Excerpt from a dataset
(begin)
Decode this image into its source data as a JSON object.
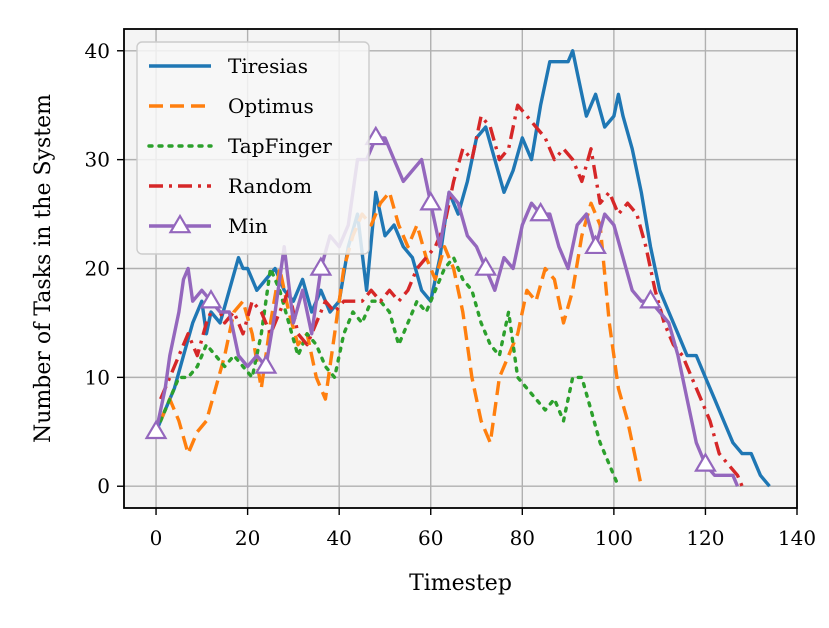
{
  "chart_data": {
    "type": "line",
    "title": "",
    "xlabel": "Timestep",
    "ylabel": "Number of Tasks in the System",
    "xlim": [
      -7,
      140
    ],
    "ylim": [
      -2,
      42
    ],
    "xticks": [
      0,
      20,
      40,
      60,
      80,
      100,
      120,
      140
    ],
    "yticks": [
      0,
      10,
      20,
      30,
      40
    ],
    "grid": true,
    "legend_position": "top-left",
    "colors": {
      "Tiresias": "#1f77b4",
      "Optimus": "#ff7f0e",
      "TapFinger": "#2ca02c",
      "Random": "#d62728",
      "Min": "#9467bd",
      "plot_background": "#f4f4f4"
    },
    "series": [
      {
        "name": "Tiresias",
        "style": "solid",
        "marker": "none",
        "x": [
          0,
          2,
          4,
          6,
          8,
          10,
          11,
          12,
          14,
          16,
          18,
          19,
          20,
          22,
          24,
          26,
          28,
          30,
          32,
          34,
          36,
          38,
          40,
          42,
          44,
          46,
          48,
          50,
          52,
          54,
          56,
          58,
          60,
          62,
          64,
          66,
          68,
          70,
          72,
          74,
          76,
          78,
          80,
          82,
          84,
          86,
          88,
          90,
          91,
          92,
          94,
          96,
          98,
          100,
          101,
          102,
          104,
          106,
          108,
          110,
          112,
          114,
          116,
          118,
          120,
          122,
          124,
          126,
          128,
          130,
          132,
          134
        ],
        "y": [
          5,
          7,
          9,
          12,
          15,
          17,
          14,
          16,
          15,
          18,
          21,
          20,
          20,
          18,
          19,
          20,
          18,
          17,
          19,
          16,
          18,
          16,
          17,
          22,
          25,
          18,
          27,
          23,
          24,
          22,
          21,
          18,
          17,
          21,
          27,
          25,
          28,
          32,
          33,
          30,
          27,
          29,
          32,
          30,
          35,
          39,
          39,
          39,
          40,
          38,
          34,
          36,
          33,
          34,
          36,
          34,
          31,
          27,
          22,
          18,
          16,
          14,
          12,
          12,
          10,
          8,
          6,
          4,
          3,
          3,
          1,
          0
        ]
      },
      {
        "name": "Optimus",
        "style": "dashed",
        "marker": "none",
        "x": [
          1,
          3,
          5,
          7,
          9,
          11,
          13,
          15,
          17,
          19,
          21,
          23,
          25,
          27,
          29,
          31,
          33,
          35,
          37,
          39,
          41,
          43,
          45,
          47,
          49,
          51,
          53,
          55,
          57,
          59,
          61,
          63,
          65,
          67,
          69,
          71,
          73,
          75,
          77,
          79,
          81,
          83,
          85,
          87,
          89,
          91,
          93,
          95,
          97,
          99,
          101,
          103,
          105,
          106
        ],
        "y": [
          6,
          8,
          6,
          3,
          5,
          6,
          9,
          12,
          16,
          17,
          14,
          9,
          15,
          20,
          16,
          13,
          14,
          10,
          8,
          14,
          20,
          23,
          25,
          24,
          26,
          27,
          24,
          22,
          24,
          21,
          19,
          22,
          20,
          16,
          10,
          6,
          4,
          10,
          12,
          14,
          18,
          17,
          20,
          19,
          15,
          18,
          23,
          26,
          24,
          15,
          9,
          6,
          2,
          0
        ]
      },
      {
        "name": "TapFinger",
        "style": "dotted",
        "marker": "none",
        "x": [
          1,
          3,
          5,
          7,
          9,
          11,
          13,
          15,
          17,
          19,
          21,
          23,
          25,
          27,
          29,
          31,
          33,
          35,
          37,
          39,
          41,
          43,
          45,
          47,
          49,
          51,
          53,
          55,
          57,
          59,
          61,
          63,
          65,
          67,
          69,
          71,
          73,
          75,
          77,
          79,
          81,
          83,
          85,
          87,
          89,
          91,
          93,
          95,
          97,
          99,
          101
        ],
        "y": [
          6,
          8,
          10,
          10,
          11,
          13,
          12,
          11,
          12,
          11,
          10,
          14,
          20,
          18,
          15,
          12,
          14,
          13,
          11,
          10,
          14,
          16,
          15,
          17,
          17,
          16,
          13,
          15,
          17,
          16,
          18,
          20,
          21,
          19,
          18,
          15,
          13,
          12,
          16,
          10,
          9,
          8,
          7,
          8,
          6,
          10,
          10,
          7,
          4,
          2,
          0
        ]
      },
      {
        "name": "Random",
        "style": "dashdot",
        "marker": "none",
        "x": [
          1,
          3,
          5,
          7,
          9,
          11,
          13,
          15,
          17,
          19,
          21,
          23,
          25,
          27,
          29,
          31,
          33,
          35,
          37,
          39,
          41,
          43,
          45,
          47,
          49,
          51,
          53,
          55,
          57,
          59,
          61,
          63,
          65,
          67,
          69,
          71,
          73,
          75,
          77,
          79,
          81,
          83,
          85,
          87,
          89,
          91,
          93,
          95,
          97,
          99,
          101,
          103,
          105,
          107,
          109,
          111,
          113,
          115,
          117,
          119,
          121,
          123,
          125,
          127,
          128
        ],
        "y": [
          8,
          10,
          12,
          14,
          12,
          15,
          17,
          15,
          16,
          14,
          17,
          16,
          14,
          16,
          18,
          14,
          13,
          15,
          17,
          16,
          17,
          17,
          17,
          18,
          17,
          18,
          17,
          18,
          20,
          21,
          22,
          24,
          28,
          31,
          30,
          34,
          33,
          30,
          31,
          35,
          34,
          33,
          32,
          30,
          31,
          30,
          28,
          31,
          26,
          27,
          25,
          26,
          25,
          22,
          18,
          15,
          13,
          12,
          10,
          8,
          6,
          3,
          2,
          1,
          0
        ]
      },
      {
        "name": "Min",
        "style": "solid",
        "marker": "triangle",
        "marker_x": [
          0,
          12,
          24,
          36,
          48,
          60,
          72,
          84,
          96,
          108,
          120
        ],
        "x": [
          0,
          2,
          3,
          5,
          6,
          7,
          8,
          10,
          12,
          14,
          16,
          18,
          20,
          22,
          24,
          26,
          28,
          30,
          32,
          34,
          36,
          38,
          40,
          42,
          44,
          46,
          48,
          49,
          50,
          52,
          54,
          56,
          58,
          60,
          62,
          64,
          66,
          68,
          70,
          72,
          74,
          76,
          78,
          80,
          82,
          84,
          86,
          88,
          90,
          92,
          94,
          96,
          98,
          100,
          102,
          104,
          106,
          108,
          110,
          112,
          114,
          116,
          118,
          120,
          122,
          124,
          126,
          127
        ],
        "y": [
          5,
          9,
          12,
          16,
          19,
          20,
          17,
          18,
          17,
          16,
          16,
          12,
          11,
          12,
          11,
          16,
          22,
          15,
          18,
          14,
          20,
          23,
          22,
          24,
          30,
          30,
          32,
          32,
          32,
          30,
          28,
          29,
          30,
          26,
          22,
          27,
          26,
          23,
          22,
          20,
          18,
          21,
          20,
          24,
          26,
          25,
          25,
          22,
          20,
          24,
          25,
          22,
          25,
          24,
          21,
          18,
          17,
          17,
          16,
          15,
          12,
          8,
          4,
          2,
          1,
          1,
          1,
          0
        ]
      }
    ]
  }
}
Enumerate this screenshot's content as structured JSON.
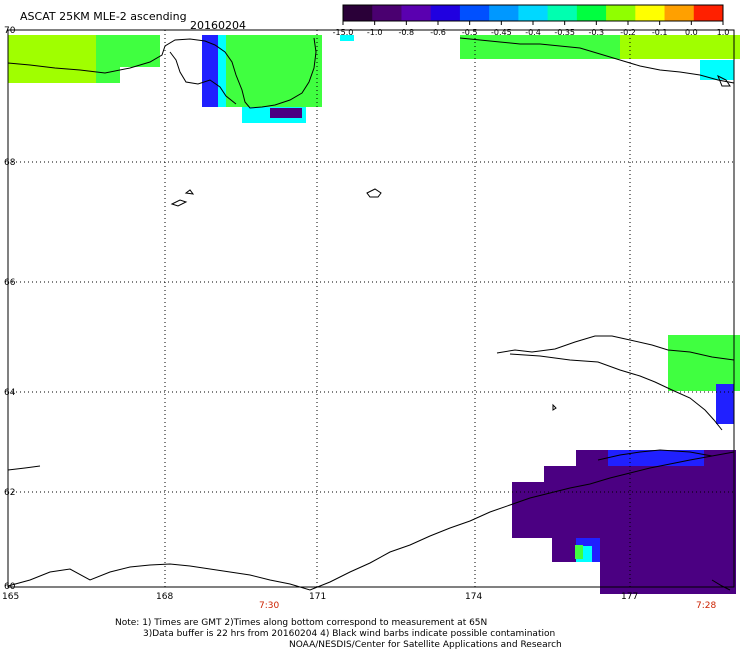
{
  "header": {
    "title": "ASCAT 25KM MLE-2 ascending",
    "date": "20160204"
  },
  "colorbar": {
    "labels": [
      "-15.0",
      "-1.0",
      "-0.8",
      "-0.6",
      "-0.5",
      "-0.45",
      "-0.4",
      "-0.35",
      "-0.3",
      "-0.2",
      "-0.1",
      "0.0",
      "1.0"
    ],
    "colors": [
      "#2a0038",
      "#4a0070",
      "#5a00b0",
      "#2000e0",
      "#0050ff",
      "#0098ff",
      "#00d8ff",
      "#00ffb0",
      "#00ff40",
      "#90ff00",
      "#ffff00",
      "#ffa000",
      "#ff2000"
    ]
  },
  "map": {
    "lat_labels": [
      "70",
      "68",
      "66",
      "64",
      "62",
      "60"
    ],
    "lon_labels": [
      "165",
      "168",
      "171",
      "174",
      "177"
    ],
    "time_labels": [
      "7:30",
      "7:28"
    ],
    "time_color": "#cc2200",
    "palette": {
      "green": "#40ff40",
      "yellowgreen": "#a0ff00",
      "cyan": "#00ffff",
      "blue": "#2020ff",
      "purple": "#4b0082",
      "dark_purple": "#3a0058"
    }
  },
  "footer": {
    "note1": "Note: 1) Times are GMT 2)Times along bottom correspond to measurement at 65N",
    "note2": "3)Data buffer is 22 hrs from 20160204 4) Black wind barbs indicate possible contamination",
    "credit": "NOAA/NESDIS/Center for Satellite Applications and Research"
  }
}
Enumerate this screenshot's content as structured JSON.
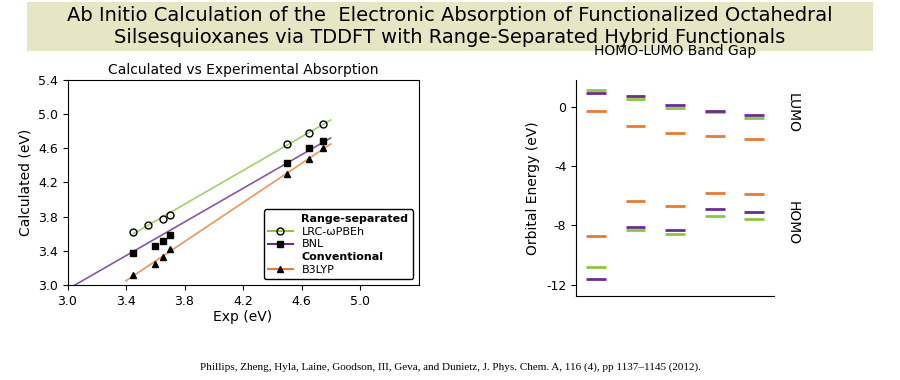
{
  "header": {
    "title": "Ab Initio Calculation of the  Electronic Absorption of Functionalized Octahedral Silsesquioxanes via TDDFT with Range-Separated Hybrid Functionals"
  },
  "chart_data": [
    {
      "type": "scatter",
      "title": "Calculated vs Experimental Absorption",
      "x_label": "Exp (eV)",
      "y_label": "Calculated (eV)",
      "xlim": [
        3.0,
        5.4
      ],
      "xticks": [
        3.0,
        3.4,
        3.8,
        4.2,
        4.6,
        5.0
      ],
      "ylim": [
        3.0,
        5.4
      ],
      "yticks": [
        3.0,
        3.4,
        3.8,
        4.2,
        4.6,
        5.0,
        5.4
      ],
      "legend": "lower right",
      "legend_groups": [
        {
          "label": "Range-separated",
          "series": [
            "LRC-ωPBEh",
            "BNL"
          ]
        },
        {
          "label": "Conventional",
          "series": [
            "B3LYP"
          ]
        }
      ],
      "series": [
        {
          "name": "LRC-ωPBEh",
          "color": "#8cc63f",
          "marker": "open_circle",
          "x": [
            3.45,
            3.55,
            3.65,
            3.7,
            4.5,
            4.65,
            4.75
          ],
          "values": [
            3.62,
            3.7,
            3.77,
            3.82,
            4.65,
            4.78,
            4.88
          ],
          "fit": {
            "x": [
              3.45,
              4.8
            ],
            "values": [
              3.6,
              4.93
            ]
          }
        },
        {
          "name": "BNL",
          "color": "#6a2c91",
          "marker": "square",
          "x": [
            3.45,
            3.6,
            3.65,
            3.7,
            4.5,
            4.65,
            4.75
          ],
          "values": [
            3.37,
            3.46,
            3.52,
            3.58,
            4.43,
            4.6,
            4.68
          ],
          "fit": {
            "x": [
              3.0,
              4.8
            ],
            "values": [
              2.95,
              4.72
            ]
          }
        },
        {
          "name": "B3LYP",
          "color": "#e97a30",
          "marker": "triangle",
          "x": [
            3.45,
            3.6,
            3.65,
            3.7,
            4.5,
            4.65,
            4.75
          ],
          "values": [
            3.12,
            3.25,
            3.33,
            3.42,
            4.3,
            4.47,
            4.6
          ],
          "fit": {
            "x": [
              3.4,
              4.8
            ],
            "values": [
              3.05,
              4.65
            ]
          }
        }
      ]
    },
    {
      "type": "energy_levels",
      "title": "HOMO-LUMO Band Gap",
      "y_label": "Orbital Energy (eV)",
      "categories": [
        null,
        null,
        null,
        null,
        null
      ],
      "ylim": [
        -12.8,
        1.8
      ],
      "yticks": [
        0,
        -4,
        -8,
        -12
      ],
      "tick_labels": "y",
      "level_labels": [
        "LUMO",
        "HOMO"
      ],
      "series": [
        {
          "color": "#8cc63f",
          "lumo": [
            1.1,
            0.5,
            -0.1,
            -0.4,
            -0.8
          ],
          "homo": [
            -10.8,
            -8.3,
            -8.6,
            -7.4,
            -7.6
          ]
        },
        {
          "color": "#6a2c91",
          "lumo": [
            0.9,
            0.7,
            0.1,
            -0.3,
            -0.6
          ],
          "homo": [
            -11.6,
            -8.1,
            -8.3,
            -6.9,
            -7.1
          ]
        },
        {
          "color": "#e97a30",
          "lumo": [
            -0.3,
            -1.3,
            -1.8,
            -2.0,
            -2.2
          ],
          "homo": [
            -8.7,
            -6.4,
            -6.7,
            -5.8,
            -5.9
          ]
        }
      ]
    }
  ],
  "footer": {
    "citation": "Phillips, Zheng, Hyla, Laine, Goodson, III, Geva, and Dunietz, J. Phys. Chem. A, 116 (4), pp 1137–1145 (2012)."
  }
}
(end)
→ **TASK REQUIREMENTS**:
Track down every line of the material containing the string "type", and copy it.

→ **EXPECTED OUTPUT**:
    "type": "line",
      "type": "scatter",
      "type": "energy_levels",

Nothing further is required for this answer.